Dataset items
####################
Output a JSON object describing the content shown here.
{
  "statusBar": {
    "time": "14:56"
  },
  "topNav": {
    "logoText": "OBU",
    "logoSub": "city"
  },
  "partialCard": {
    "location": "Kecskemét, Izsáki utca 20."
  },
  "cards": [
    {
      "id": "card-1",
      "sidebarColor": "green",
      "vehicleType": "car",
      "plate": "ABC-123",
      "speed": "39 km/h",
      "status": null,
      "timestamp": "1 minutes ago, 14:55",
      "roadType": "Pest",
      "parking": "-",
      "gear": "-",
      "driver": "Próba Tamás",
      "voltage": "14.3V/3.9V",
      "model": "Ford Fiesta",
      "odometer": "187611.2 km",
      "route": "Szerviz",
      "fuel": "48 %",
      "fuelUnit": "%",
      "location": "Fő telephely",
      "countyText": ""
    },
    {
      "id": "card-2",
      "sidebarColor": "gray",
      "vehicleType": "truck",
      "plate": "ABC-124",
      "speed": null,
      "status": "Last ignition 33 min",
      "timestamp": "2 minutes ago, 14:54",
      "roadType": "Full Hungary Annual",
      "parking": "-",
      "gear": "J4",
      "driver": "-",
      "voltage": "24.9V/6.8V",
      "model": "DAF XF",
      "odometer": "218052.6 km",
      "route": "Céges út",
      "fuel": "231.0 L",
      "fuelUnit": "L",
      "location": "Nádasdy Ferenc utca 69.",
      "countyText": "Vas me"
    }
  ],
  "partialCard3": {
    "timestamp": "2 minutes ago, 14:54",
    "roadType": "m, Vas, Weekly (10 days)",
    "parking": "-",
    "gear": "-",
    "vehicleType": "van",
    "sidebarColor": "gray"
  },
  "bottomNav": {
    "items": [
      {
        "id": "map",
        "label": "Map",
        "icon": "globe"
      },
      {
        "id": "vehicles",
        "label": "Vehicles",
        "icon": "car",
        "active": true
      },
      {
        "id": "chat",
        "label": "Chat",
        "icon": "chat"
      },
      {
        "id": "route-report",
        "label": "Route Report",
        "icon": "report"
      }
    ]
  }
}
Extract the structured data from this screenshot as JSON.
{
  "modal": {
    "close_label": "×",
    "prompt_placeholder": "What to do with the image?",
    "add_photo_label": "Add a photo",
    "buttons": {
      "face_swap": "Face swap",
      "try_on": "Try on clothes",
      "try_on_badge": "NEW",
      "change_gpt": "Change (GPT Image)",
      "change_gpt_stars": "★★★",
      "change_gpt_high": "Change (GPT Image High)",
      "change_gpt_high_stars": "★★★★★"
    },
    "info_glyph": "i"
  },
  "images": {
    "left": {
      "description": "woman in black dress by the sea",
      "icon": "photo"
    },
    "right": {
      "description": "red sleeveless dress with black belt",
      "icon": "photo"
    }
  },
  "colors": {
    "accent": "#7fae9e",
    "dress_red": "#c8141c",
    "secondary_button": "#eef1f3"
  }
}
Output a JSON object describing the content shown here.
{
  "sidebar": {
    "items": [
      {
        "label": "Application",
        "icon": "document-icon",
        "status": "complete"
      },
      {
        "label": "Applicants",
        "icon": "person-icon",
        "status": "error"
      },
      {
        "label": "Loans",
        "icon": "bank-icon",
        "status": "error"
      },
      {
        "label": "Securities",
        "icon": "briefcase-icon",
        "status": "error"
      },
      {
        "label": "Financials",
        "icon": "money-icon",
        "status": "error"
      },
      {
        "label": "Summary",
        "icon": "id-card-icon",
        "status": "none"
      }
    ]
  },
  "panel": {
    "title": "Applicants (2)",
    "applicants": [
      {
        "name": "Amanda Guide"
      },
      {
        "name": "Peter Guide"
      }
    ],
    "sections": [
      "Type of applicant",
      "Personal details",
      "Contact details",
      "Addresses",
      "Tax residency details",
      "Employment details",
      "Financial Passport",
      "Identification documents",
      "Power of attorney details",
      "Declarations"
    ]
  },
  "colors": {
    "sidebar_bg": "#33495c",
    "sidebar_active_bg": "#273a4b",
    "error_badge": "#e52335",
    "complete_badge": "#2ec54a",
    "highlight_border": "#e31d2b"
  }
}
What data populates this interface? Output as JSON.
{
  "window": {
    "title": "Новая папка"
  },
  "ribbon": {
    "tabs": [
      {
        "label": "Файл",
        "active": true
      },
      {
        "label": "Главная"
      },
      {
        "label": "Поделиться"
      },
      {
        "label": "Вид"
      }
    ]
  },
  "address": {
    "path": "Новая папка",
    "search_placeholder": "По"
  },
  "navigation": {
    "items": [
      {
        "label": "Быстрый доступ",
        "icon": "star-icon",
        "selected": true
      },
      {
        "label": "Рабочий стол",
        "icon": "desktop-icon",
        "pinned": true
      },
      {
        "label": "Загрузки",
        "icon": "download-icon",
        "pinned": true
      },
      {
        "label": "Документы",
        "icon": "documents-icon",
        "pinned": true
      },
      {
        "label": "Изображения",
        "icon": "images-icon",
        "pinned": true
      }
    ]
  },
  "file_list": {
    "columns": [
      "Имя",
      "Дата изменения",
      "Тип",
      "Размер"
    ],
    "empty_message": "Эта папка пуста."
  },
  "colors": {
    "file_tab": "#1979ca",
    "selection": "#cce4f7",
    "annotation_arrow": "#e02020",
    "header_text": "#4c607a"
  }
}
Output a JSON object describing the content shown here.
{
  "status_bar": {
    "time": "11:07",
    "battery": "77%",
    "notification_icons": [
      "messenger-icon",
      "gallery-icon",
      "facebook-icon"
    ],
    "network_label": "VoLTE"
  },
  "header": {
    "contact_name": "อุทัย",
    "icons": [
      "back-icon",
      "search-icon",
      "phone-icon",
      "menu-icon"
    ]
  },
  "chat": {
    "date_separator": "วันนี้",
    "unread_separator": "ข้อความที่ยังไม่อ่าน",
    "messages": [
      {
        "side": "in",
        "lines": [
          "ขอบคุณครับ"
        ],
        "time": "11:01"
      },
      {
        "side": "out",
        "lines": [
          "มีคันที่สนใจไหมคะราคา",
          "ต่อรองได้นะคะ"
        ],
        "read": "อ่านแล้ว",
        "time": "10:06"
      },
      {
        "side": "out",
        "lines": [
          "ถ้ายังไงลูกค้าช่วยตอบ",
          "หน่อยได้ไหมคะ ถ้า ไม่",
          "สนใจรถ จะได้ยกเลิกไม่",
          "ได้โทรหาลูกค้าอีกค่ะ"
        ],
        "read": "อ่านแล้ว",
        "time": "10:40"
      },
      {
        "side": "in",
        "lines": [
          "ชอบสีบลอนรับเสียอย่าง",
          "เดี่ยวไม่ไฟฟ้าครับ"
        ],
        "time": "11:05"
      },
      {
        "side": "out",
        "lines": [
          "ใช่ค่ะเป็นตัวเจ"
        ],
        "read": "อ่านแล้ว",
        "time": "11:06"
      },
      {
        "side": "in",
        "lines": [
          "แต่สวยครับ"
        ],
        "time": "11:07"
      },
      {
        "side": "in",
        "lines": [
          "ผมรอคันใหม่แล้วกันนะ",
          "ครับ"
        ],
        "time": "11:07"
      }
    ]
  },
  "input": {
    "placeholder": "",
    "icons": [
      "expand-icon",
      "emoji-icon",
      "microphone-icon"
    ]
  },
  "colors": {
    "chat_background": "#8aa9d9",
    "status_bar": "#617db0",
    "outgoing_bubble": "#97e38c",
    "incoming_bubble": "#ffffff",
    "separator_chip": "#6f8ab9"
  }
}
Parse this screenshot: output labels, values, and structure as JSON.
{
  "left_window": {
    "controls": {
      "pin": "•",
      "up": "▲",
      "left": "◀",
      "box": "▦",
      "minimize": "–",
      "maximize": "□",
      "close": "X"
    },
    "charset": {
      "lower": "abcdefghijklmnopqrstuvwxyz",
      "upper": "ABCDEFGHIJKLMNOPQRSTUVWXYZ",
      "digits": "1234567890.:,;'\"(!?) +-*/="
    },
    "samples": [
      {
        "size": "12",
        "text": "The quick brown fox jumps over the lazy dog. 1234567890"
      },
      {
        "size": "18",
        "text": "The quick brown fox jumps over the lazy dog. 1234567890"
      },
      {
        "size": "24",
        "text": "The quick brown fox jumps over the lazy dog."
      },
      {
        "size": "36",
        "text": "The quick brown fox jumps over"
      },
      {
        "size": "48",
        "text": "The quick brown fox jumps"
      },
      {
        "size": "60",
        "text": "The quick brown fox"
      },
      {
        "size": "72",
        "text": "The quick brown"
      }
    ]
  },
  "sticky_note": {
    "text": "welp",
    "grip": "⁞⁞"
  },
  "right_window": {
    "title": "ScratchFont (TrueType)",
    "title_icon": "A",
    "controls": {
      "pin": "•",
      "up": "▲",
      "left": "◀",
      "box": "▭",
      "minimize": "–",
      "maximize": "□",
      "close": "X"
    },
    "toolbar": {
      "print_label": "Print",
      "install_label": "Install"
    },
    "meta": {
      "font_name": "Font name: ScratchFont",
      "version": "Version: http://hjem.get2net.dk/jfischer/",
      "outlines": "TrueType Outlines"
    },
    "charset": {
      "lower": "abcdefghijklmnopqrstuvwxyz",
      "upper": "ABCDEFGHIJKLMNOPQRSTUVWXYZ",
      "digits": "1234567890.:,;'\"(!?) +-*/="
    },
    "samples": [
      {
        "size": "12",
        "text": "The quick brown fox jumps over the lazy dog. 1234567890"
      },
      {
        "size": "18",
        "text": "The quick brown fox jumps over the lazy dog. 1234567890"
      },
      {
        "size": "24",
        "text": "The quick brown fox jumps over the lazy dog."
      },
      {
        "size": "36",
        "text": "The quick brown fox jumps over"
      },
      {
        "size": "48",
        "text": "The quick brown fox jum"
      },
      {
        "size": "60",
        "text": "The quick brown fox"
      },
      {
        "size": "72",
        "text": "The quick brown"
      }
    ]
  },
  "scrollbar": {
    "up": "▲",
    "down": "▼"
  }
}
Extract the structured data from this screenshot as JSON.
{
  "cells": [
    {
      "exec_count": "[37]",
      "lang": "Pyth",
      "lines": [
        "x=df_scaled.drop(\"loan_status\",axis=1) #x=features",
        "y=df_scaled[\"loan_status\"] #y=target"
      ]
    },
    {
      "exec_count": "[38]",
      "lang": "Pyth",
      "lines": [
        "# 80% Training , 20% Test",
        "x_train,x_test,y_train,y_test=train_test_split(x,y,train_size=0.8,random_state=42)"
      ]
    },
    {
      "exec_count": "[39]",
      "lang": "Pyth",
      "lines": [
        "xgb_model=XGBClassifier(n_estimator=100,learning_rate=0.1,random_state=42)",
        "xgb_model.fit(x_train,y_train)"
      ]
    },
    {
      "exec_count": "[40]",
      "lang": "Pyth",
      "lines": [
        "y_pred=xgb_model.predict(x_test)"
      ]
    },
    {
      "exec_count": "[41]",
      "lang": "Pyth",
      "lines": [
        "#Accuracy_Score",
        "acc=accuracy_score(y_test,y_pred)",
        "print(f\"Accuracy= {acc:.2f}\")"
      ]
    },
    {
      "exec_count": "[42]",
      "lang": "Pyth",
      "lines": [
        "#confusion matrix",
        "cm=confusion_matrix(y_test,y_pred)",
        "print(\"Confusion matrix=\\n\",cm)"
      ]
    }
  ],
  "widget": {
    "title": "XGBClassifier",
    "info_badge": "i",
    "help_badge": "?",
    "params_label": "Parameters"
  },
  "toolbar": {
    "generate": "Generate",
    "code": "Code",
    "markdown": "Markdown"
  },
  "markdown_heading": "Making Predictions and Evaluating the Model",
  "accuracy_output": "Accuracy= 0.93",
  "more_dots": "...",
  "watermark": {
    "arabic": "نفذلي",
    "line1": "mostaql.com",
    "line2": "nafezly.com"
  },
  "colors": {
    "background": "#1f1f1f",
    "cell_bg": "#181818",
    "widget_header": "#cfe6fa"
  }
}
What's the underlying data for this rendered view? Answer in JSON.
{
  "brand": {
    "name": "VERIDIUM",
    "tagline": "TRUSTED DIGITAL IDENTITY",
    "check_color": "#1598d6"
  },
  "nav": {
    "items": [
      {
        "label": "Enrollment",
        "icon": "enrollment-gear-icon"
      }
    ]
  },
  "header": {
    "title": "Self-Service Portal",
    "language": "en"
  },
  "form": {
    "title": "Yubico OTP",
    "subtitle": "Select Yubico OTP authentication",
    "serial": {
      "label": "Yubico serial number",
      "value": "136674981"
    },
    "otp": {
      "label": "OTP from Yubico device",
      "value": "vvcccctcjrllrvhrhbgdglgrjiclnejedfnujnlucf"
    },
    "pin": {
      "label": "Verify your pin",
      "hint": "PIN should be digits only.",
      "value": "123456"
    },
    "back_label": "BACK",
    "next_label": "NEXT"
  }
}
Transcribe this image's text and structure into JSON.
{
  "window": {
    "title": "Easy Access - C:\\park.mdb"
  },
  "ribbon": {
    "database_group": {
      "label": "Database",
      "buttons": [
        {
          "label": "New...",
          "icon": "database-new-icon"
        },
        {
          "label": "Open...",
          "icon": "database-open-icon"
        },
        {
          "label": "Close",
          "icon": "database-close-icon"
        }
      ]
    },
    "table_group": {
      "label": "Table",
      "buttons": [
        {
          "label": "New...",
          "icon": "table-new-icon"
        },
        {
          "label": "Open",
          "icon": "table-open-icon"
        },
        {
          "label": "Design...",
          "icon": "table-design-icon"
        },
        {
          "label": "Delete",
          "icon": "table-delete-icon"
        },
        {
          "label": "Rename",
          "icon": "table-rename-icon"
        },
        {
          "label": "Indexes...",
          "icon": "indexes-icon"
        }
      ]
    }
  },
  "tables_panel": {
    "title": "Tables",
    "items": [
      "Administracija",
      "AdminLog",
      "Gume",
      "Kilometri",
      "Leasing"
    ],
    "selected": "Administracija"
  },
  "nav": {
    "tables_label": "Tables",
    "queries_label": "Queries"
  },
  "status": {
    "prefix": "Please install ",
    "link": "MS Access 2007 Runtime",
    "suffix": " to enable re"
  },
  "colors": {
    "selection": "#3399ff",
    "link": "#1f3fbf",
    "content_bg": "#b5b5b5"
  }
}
####################
What is expected → Only the lines from the one containing "Transcribe this image's" to the end of the data should be printed, exactly as they stand.

Output for this task →
Transcribe this image's text and structure into JSON.
{
  "window": {
    "title": "Easy Access - C:\\park.mdb"
  },
  "ribbon": {
    "database_group": {
      "label": "Database",
      "buttons": [
        {
          "label": "New...",
          "icon": "database-new-icon"
        },
        {
          "label": "Open...",
          "icon": "database-open-icon"
        },
        {
          "label": "Close",
          "icon": "database-close-icon"
        }
      ]
    },
    "table_group": {
      "label": "Table",
      "buttons": [
        {
          "label": "New...",
          "icon": "table-new-icon"
        },
        {
          "label": "Open",
          "icon": "table-open-icon"
        },
        {
          "label": "Design...",
          "icon": "table-design-icon"
        },
        {
          "label": "Delete",
          "icon": "table-delete-icon"
        },
        {
          "label": "Rename",
          "icon": "table-rename-icon"
        },
        {
          "label": "Indexes...",
          "icon": "indexes-icon"
        }
      ]
    }
  },
  "tables_panel": {
    "title": "Tables",
    "items": [
      "Administracija",
      "AdminLog",
      "Gume",
      "Kilometri",
      "Leasing"
    ],
    "selected": "Administracija"
  },
  "nav": {
    "tables_label": "Tables",
    "queries_label": "Queries"
  },
  "status": {
    "prefix": "Please install ",
    "link": "MS Access 2007 Runtime",
    "suffix": " to enable re"
  },
  "colors": {
    "selection": "#3399ff",
    "link": "#1f3fbf",
    "content_bg": "#b5b5b5"
  }
}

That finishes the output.